§ **ITEMS**

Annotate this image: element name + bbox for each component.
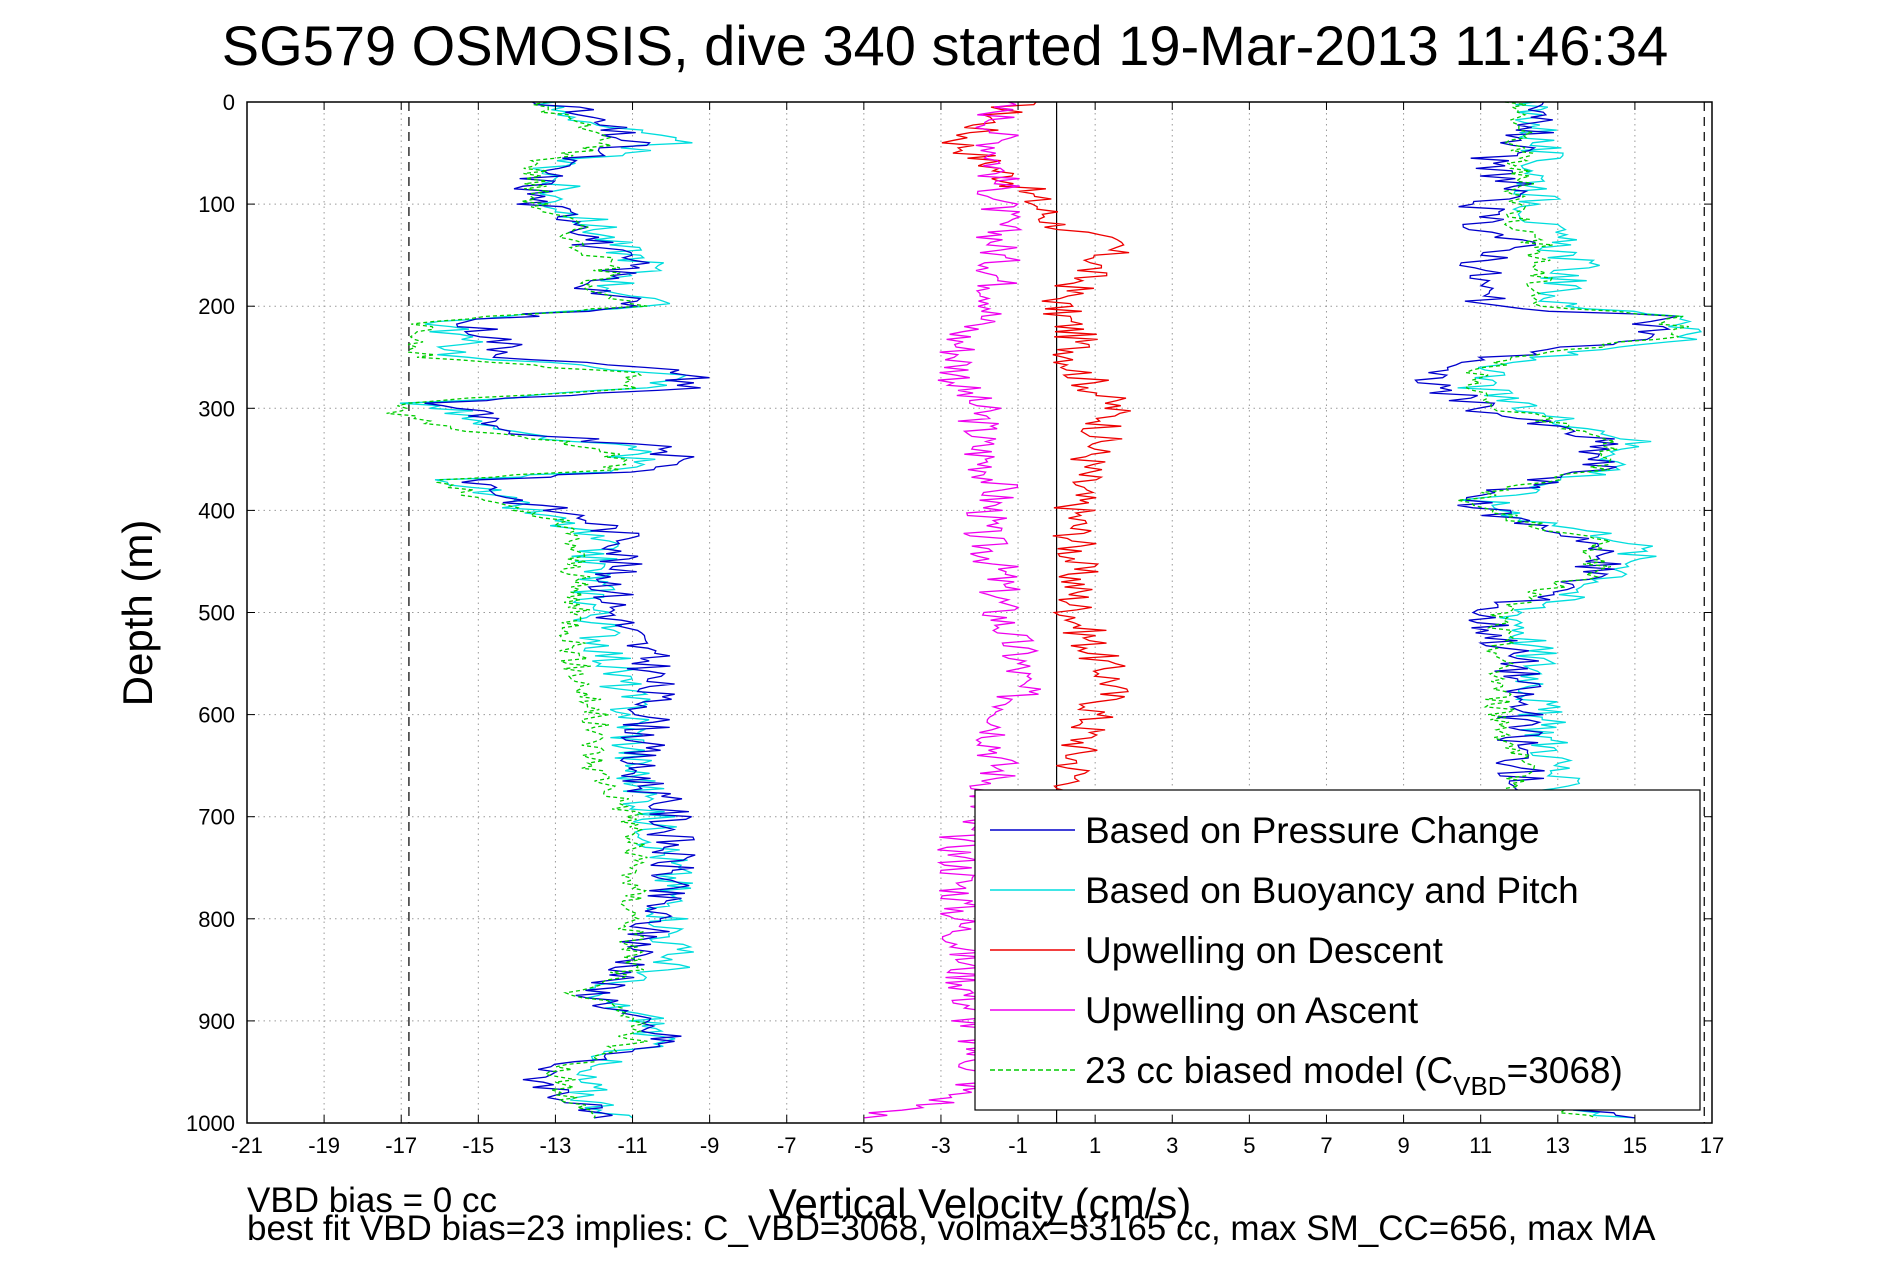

* * *

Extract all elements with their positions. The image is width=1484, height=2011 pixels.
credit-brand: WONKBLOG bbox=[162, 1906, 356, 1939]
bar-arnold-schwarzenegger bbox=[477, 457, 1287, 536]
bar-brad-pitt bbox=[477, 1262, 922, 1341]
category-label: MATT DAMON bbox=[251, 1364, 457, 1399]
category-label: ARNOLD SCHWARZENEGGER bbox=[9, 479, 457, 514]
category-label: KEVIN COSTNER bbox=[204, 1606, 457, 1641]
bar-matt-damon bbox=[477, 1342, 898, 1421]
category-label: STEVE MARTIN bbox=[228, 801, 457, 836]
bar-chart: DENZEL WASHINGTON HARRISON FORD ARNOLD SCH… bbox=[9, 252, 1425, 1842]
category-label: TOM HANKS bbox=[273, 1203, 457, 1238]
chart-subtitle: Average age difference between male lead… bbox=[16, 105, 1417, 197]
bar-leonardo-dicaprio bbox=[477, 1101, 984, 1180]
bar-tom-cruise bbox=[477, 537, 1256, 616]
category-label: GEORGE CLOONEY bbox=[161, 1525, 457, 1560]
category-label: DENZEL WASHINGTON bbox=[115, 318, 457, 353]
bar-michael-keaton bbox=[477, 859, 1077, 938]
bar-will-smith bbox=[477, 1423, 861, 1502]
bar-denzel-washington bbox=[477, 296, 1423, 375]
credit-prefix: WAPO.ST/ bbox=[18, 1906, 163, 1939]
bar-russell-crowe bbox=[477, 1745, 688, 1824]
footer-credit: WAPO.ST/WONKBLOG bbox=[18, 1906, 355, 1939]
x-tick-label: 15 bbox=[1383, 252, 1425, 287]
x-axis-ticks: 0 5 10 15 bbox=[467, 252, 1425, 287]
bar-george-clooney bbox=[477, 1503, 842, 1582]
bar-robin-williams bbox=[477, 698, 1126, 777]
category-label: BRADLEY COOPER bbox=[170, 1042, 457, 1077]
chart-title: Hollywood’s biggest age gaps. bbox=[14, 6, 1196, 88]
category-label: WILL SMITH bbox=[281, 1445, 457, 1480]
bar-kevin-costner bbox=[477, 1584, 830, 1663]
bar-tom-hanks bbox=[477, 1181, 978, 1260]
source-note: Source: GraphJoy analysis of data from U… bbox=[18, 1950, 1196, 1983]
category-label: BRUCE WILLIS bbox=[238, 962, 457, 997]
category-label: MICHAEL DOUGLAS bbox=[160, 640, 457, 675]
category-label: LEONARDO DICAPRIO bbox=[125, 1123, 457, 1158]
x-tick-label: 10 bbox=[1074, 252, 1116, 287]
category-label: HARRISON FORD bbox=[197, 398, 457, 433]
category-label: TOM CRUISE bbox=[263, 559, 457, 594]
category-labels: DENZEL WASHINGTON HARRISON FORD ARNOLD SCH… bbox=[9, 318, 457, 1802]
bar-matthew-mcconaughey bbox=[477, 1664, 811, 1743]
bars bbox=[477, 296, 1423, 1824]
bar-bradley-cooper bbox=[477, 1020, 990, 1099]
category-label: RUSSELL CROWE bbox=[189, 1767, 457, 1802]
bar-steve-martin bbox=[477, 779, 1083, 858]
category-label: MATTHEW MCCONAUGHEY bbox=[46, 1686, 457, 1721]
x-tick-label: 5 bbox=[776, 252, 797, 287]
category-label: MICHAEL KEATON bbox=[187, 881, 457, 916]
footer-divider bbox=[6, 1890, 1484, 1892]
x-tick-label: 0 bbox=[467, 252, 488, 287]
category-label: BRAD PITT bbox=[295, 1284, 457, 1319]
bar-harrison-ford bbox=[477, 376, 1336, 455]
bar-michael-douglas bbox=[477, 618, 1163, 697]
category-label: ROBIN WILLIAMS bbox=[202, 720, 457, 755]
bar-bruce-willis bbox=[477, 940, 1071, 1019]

§ **PROBLEM TO SOLVE**
Starting at the line that contains "Extract all elements" and ending after the line that contains "category-label: GEORGE CLOONEY", give only those lines of the material again, swapping "bbox" for "box" everywhere and changing nothing else.

§ **ANSWER TO THE PROBLEM**
Extract all elements with their positions. The image is width=1484, height=2011 pixels.
credit-brand: WONKBLOG box=[162, 1906, 356, 1939]
bar-arnold-schwarzenegger box=[477, 457, 1287, 536]
bar-brad-pitt box=[477, 1262, 922, 1341]
category-label: MATT DAMON box=[251, 1364, 457, 1399]
category-label: ARNOLD SCHWARZENEGGER box=[9, 479, 457, 514]
category-label: KEVIN COSTNER box=[204, 1606, 457, 1641]
bar-matt-damon box=[477, 1342, 898, 1421]
category-label: STEVE MARTIN box=[228, 801, 457, 836]
bar-chart: DENZEL WASHINGTON HARRISON FORD ARNOLD SCH… box=[9, 252, 1425, 1842]
category-label: TOM HANKS box=[273, 1203, 457, 1238]
chart-subtitle: Average age difference between male lead… box=[16, 105, 1417, 197]
bar-leonardo-dicaprio box=[477, 1101, 984, 1180]
bar-tom-cruise box=[477, 537, 1256, 616]
category-label: GEORGE CLOONEY box=[161, 1525, 457, 1560]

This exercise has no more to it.